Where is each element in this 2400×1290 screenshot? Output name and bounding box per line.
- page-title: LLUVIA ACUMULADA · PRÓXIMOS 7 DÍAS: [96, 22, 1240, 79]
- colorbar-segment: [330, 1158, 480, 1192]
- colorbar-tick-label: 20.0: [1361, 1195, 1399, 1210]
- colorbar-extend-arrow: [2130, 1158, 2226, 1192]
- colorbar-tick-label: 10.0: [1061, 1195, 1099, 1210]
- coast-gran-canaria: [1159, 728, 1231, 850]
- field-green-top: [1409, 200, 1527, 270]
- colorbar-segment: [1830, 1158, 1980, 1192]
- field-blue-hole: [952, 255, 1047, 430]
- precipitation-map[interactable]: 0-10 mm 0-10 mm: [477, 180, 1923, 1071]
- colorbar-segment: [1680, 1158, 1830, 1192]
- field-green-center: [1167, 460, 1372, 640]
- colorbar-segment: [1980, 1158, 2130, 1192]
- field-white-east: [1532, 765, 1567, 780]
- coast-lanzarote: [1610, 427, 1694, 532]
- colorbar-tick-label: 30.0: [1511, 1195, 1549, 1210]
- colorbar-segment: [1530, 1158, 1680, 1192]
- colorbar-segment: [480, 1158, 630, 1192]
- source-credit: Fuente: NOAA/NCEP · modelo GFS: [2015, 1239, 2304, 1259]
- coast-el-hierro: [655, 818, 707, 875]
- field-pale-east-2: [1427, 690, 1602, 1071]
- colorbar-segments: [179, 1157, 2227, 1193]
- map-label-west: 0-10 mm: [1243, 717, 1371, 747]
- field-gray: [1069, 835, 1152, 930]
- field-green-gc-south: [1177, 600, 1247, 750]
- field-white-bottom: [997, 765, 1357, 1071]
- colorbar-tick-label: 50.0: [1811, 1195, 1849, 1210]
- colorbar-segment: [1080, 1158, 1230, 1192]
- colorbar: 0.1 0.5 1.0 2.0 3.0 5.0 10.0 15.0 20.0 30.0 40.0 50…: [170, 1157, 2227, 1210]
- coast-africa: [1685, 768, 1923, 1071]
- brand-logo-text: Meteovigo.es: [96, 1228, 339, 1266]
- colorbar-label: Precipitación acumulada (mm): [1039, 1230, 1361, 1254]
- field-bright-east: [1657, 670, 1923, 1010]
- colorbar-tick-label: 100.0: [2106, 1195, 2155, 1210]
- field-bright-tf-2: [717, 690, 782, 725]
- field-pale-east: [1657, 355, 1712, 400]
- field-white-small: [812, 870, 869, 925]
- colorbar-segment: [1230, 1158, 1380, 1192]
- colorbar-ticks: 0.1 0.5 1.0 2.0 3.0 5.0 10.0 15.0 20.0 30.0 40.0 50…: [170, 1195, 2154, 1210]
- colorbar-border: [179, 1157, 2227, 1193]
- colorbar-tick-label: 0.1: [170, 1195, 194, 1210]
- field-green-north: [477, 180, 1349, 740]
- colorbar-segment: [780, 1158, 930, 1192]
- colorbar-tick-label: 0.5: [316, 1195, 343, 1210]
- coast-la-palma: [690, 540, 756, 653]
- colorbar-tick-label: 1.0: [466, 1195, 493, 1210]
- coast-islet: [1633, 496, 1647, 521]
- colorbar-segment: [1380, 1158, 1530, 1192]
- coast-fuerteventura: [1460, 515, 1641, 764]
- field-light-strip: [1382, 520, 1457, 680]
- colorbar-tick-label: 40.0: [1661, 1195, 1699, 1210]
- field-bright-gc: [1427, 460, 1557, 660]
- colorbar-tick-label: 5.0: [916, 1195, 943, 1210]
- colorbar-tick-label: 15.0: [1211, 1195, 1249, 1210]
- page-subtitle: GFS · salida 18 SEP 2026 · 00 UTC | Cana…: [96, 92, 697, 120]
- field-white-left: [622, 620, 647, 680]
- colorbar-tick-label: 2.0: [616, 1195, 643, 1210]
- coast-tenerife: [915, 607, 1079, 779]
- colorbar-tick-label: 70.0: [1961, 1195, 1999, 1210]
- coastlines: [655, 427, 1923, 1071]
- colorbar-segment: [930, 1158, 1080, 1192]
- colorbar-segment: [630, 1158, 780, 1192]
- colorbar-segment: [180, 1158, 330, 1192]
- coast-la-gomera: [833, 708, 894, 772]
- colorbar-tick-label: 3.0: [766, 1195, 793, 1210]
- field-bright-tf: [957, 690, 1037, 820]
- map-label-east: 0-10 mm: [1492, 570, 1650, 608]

------------------------------------------------------------------------

• EXERCISE DESCRIPTION: Copy out every one of the lines above, character for character.

• FINAL RESULT:
Where is each element in this 2400×1290 screenshot? Output name and bounding box per line.
- page-title: LLUVIA ACUMULADA · PRÓXIMOS 7 DÍAS: [96, 22, 1240, 79]
- colorbar-segment: [330, 1158, 480, 1192]
- colorbar-tick-label: 20.0: [1361, 1195, 1399, 1210]
- colorbar-extend-arrow: [2130, 1158, 2226, 1192]
- colorbar-tick-label: 10.0: [1061, 1195, 1099, 1210]
- coast-gran-canaria: [1159, 728, 1231, 850]
- field-green-top: [1409, 200, 1527, 270]
- colorbar-segment: [1830, 1158, 1980, 1192]
- field-blue-hole: [952, 255, 1047, 430]
- precipitation-map[interactable]: 0-10 mm 0-10 mm: [477, 180, 1923, 1071]
- colorbar-segment: [1680, 1158, 1830, 1192]
- field-green-center: [1167, 460, 1372, 640]
- colorbar-segment: [1980, 1158, 2130, 1192]
- field-white-east: [1532, 765, 1567, 780]
- coast-lanzarote: [1610, 427, 1694, 532]
- colorbar-tick-label: 30.0: [1511, 1195, 1549, 1210]
- colorbar-segment: [1530, 1158, 1680, 1192]
- colorbar-segment: [480, 1158, 630, 1192]
- source-credit: Fuente: NOAA/NCEP · modelo GFS: [2015, 1239, 2304, 1259]
- coast-el-hierro: [655, 818, 707, 875]
- field-pale-east-2: [1427, 690, 1602, 1071]
- colorbar-segments: [179, 1157, 2227, 1193]
- map-label-west: 0-10 mm: [1243, 717, 1371, 747]
- field-gray: [1069, 835, 1152, 930]
- field-green-gc-south: [1177, 600, 1247, 750]
- field-white-bottom: [997, 765, 1357, 1071]
- colorbar-tick-label: 50.0: [1811, 1195, 1849, 1210]
- colorbar-segment: [1080, 1158, 1230, 1192]
- colorbar: 0.1 0.5 1.0 2.0 3.0 5.0 10.0 15.0 20.0 30.0 40.0 50…: [170, 1157, 2227, 1210]
- coast-africa: [1685, 768, 1923, 1071]
- brand-logo-text: Meteovigo.es: [96, 1228, 339, 1266]
- colorbar-label: Precipitación acumulada (mm): [1039, 1230, 1361, 1254]
- field-bright-east: [1657, 670, 1923, 1010]
- colorbar-tick-label: 100.0: [2106, 1195, 2155, 1210]
- field-bright-tf-2: [717, 690, 782, 725]
- field-pale-east: [1657, 355, 1712, 400]
- field-white-small: [812, 870, 869, 925]
- colorbar-segment: [1230, 1158, 1380, 1192]
- colorbar-ticks: 0.1 0.5 1.0 2.0 3.0 5.0 10.0 15.0 20.0 30.0 40.0 50…: [170, 1195, 2154, 1210]
- colorbar-border: [179, 1157, 2227, 1193]
- colorbar-tick-label: 0.1: [170, 1195, 194, 1210]
- field-green-north: [477, 180, 1349, 740]
- colorbar-segment: [780, 1158, 930, 1192]
- colorbar-tick-label: 0.5: [316, 1195, 343, 1210]
- coast-la-palma: [690, 540, 756, 653]
- colorbar-tick-label: 1.0: [466, 1195, 493, 1210]
- coast-islet: [1633, 496, 1647, 521]
- colorbar-segment: [1380, 1158, 1530, 1192]
- coast-fuerteventura: [1460, 515, 1641, 764]
- field-light-strip: [1382, 520, 1457, 680]
- colorbar-tick-label: 40.0: [1661, 1195, 1699, 1210]
- field-bright-gc: [1427, 460, 1557, 660]
- colorbar-tick-label: 5.0: [916, 1195, 943, 1210]
- colorbar-tick-label: 15.0: [1211, 1195, 1249, 1210]
- page-subtitle: GFS · salida 18 SEP 2026 · 00 UTC | Cana…: [96, 92, 697, 120]
- field-white-left: [622, 620, 647, 680]
- colorbar-tick-label: 2.0: [616, 1195, 643, 1210]
- coast-tenerife: [915, 607, 1079, 779]
- colorbar-tick-label: 70.0: [1961, 1195, 1999, 1210]
- coastlines: [655, 427, 1923, 1071]
- colorbar-segment: [930, 1158, 1080, 1192]
- colorbar-segment: [630, 1158, 780, 1192]
- colorbar-segment: [180, 1158, 330, 1192]
- coast-la-gomera: [833, 708, 894, 772]
- colorbar-tick-label: 3.0: [766, 1195, 793, 1210]
- field-bright-tf: [957, 690, 1037, 820]
- map-label-east: 0-10 mm: [1492, 570, 1650, 608]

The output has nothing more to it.